→ Aim:
Reproduce each line that includes the word "text".

------------------------------------------------------------------------

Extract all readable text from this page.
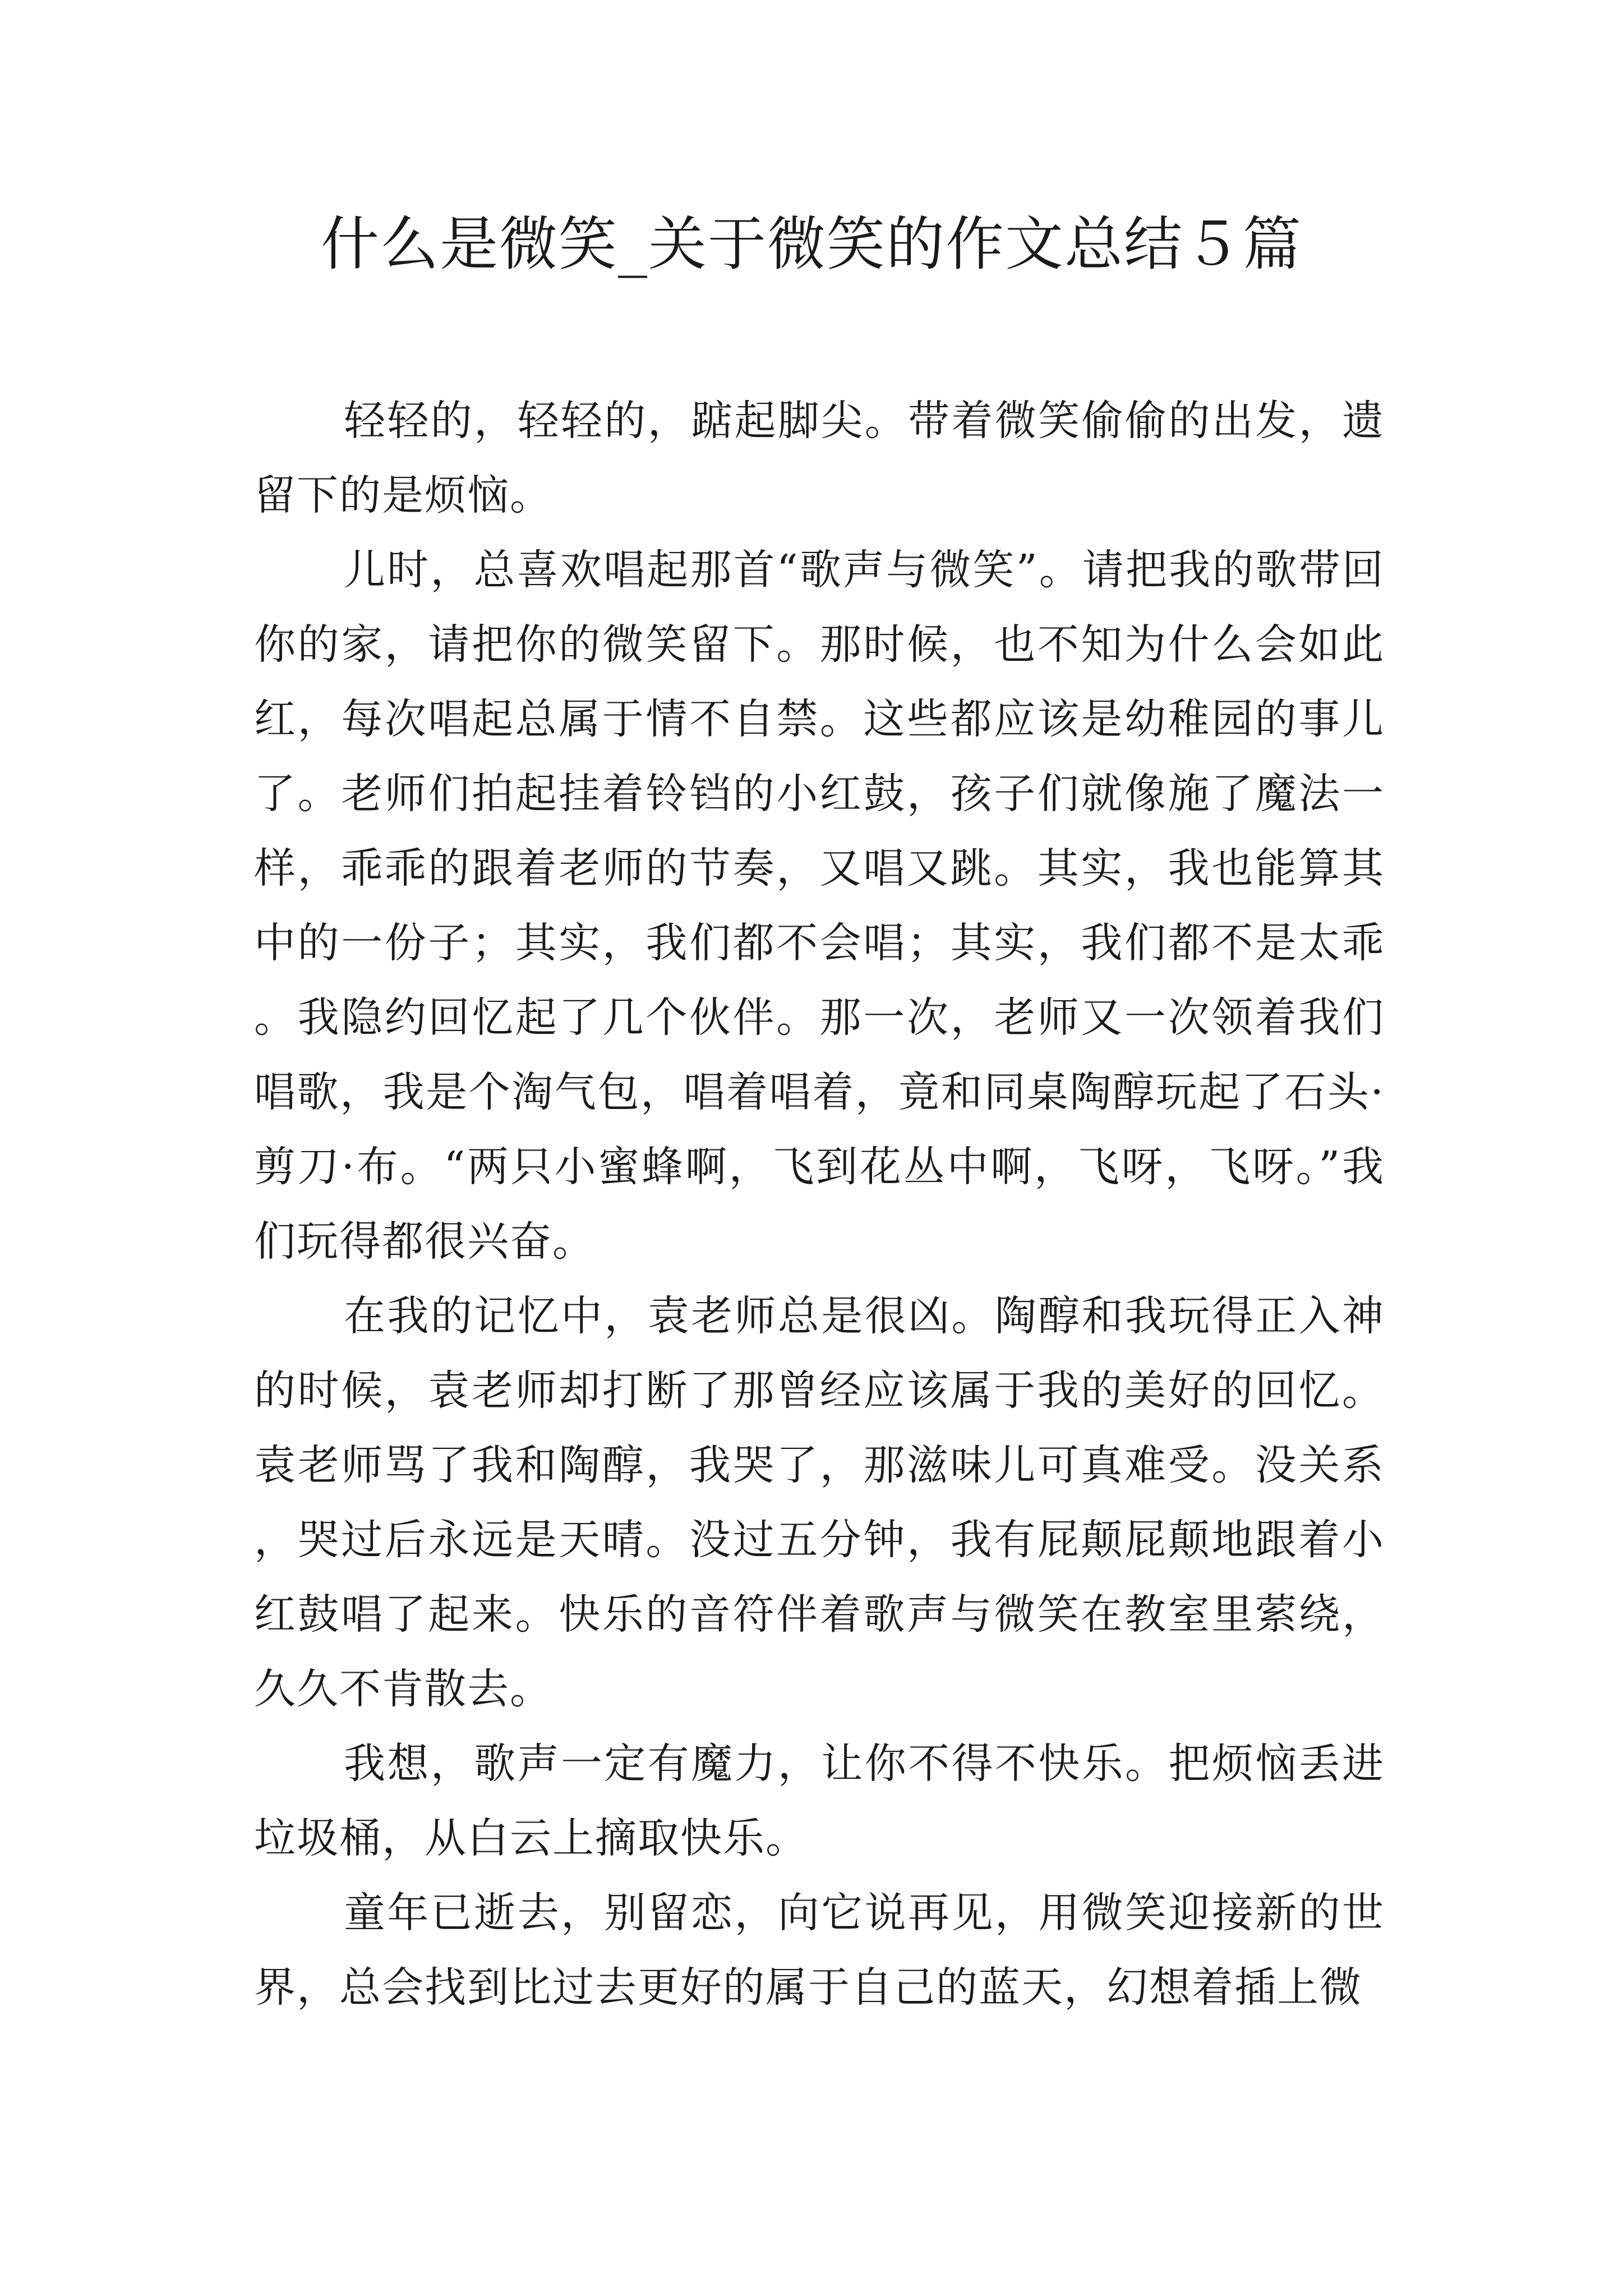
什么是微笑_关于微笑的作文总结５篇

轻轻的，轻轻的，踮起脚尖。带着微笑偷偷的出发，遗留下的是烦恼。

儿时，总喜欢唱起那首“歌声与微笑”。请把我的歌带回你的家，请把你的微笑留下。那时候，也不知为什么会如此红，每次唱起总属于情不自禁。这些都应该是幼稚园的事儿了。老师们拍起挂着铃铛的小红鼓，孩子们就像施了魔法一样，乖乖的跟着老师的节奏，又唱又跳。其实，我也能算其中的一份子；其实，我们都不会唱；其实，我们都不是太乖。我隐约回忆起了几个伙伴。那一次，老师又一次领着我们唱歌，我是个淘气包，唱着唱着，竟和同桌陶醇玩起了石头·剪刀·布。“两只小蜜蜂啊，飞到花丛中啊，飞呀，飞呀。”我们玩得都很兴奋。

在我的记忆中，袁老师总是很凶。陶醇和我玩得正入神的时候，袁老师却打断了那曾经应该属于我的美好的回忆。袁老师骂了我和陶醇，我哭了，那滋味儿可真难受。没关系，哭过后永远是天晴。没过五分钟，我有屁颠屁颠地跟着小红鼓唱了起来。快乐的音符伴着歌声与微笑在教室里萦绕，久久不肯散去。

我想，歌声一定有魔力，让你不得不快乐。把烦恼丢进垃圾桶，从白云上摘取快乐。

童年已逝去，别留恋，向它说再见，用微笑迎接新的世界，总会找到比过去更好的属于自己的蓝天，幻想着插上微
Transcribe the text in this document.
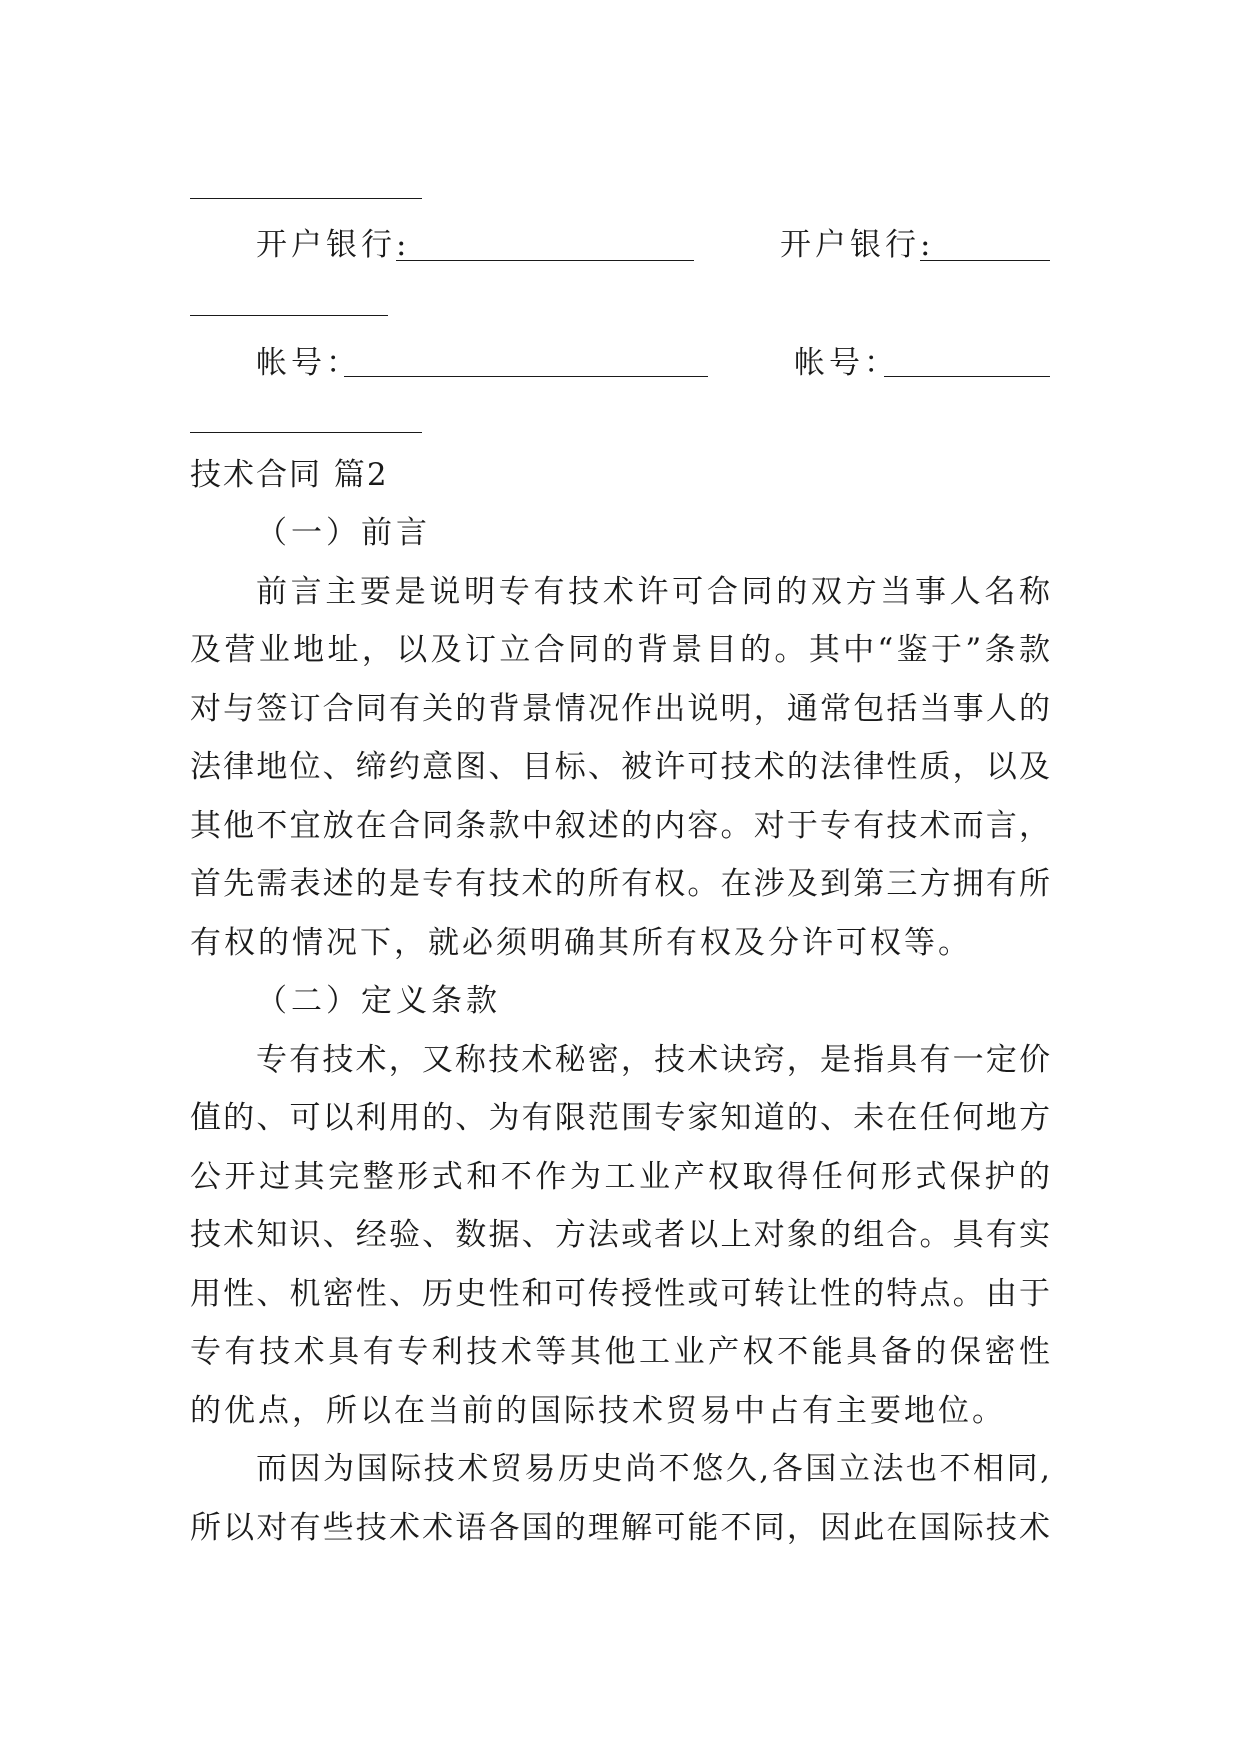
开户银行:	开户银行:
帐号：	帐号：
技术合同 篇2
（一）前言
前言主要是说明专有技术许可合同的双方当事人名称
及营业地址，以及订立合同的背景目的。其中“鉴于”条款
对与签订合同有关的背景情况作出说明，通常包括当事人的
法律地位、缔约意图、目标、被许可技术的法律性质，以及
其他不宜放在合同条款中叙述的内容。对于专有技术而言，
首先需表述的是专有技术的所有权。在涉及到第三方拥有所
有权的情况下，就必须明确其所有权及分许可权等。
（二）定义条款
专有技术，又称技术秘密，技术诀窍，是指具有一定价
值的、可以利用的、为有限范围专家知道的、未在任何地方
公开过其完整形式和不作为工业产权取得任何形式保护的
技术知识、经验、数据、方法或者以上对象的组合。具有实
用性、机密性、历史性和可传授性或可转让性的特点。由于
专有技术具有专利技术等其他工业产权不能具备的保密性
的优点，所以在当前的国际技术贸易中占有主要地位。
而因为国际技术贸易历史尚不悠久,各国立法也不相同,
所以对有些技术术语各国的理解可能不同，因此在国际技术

------------------------------------------------------------------------

→ Full answer:
Extract all readable text from this page.
Transcribe the text in this document.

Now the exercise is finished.